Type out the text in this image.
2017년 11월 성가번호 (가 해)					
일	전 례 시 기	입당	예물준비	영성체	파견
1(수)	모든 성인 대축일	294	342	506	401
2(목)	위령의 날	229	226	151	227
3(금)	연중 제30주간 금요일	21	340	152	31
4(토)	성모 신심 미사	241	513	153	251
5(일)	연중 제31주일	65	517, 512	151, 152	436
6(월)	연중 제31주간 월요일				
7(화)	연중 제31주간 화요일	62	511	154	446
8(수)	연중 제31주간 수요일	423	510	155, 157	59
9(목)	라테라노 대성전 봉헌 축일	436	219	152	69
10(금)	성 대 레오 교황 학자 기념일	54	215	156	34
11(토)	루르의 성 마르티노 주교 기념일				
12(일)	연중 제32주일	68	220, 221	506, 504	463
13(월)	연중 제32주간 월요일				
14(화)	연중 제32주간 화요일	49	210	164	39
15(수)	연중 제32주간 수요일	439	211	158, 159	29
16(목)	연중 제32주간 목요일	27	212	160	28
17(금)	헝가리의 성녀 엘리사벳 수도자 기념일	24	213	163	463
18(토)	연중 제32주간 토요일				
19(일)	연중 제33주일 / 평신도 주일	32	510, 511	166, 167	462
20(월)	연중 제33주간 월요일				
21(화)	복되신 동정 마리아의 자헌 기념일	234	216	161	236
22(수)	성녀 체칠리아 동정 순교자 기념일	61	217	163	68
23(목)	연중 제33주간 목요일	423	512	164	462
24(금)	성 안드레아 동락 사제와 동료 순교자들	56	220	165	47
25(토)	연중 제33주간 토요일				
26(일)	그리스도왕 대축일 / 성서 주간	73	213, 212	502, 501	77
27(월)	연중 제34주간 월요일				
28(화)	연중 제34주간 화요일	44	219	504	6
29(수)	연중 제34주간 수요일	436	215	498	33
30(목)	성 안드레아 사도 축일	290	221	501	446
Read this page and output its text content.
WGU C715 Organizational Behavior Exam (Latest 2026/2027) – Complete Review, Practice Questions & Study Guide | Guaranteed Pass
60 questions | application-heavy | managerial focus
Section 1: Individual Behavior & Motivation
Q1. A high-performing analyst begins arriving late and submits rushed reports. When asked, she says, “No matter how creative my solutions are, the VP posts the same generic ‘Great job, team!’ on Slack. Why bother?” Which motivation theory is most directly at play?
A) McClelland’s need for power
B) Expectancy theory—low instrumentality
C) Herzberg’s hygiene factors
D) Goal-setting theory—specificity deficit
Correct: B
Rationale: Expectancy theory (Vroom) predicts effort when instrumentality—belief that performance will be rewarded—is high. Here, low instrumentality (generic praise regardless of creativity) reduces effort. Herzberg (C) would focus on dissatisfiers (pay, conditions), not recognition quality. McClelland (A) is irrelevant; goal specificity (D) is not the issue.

→ DIRECTION
Show every line above in which the word "high" occurs.

→ WRITTEN SOLUTION
Q1. A high-performing analyst begins arriving late and submits rushed reports. When asked, she says, “No matter how creative my solutions are, the VP posts the same generic ‘Great job, team!’ on Slack. Why bother?” Which motivation theory is most directly at play?
Rationale: Expectancy theory (Vroom) predicts effort when instrumentality—belief that performance will be rewarded—is high. Here, low instrumentality (generic praise regardless of creativity) reduces effort. Herzberg (C) would focus on dissatisfiers (pay, conditions), not recognition quality. McClelland (A) is irrelevant; goal specificity (D) is not the issue.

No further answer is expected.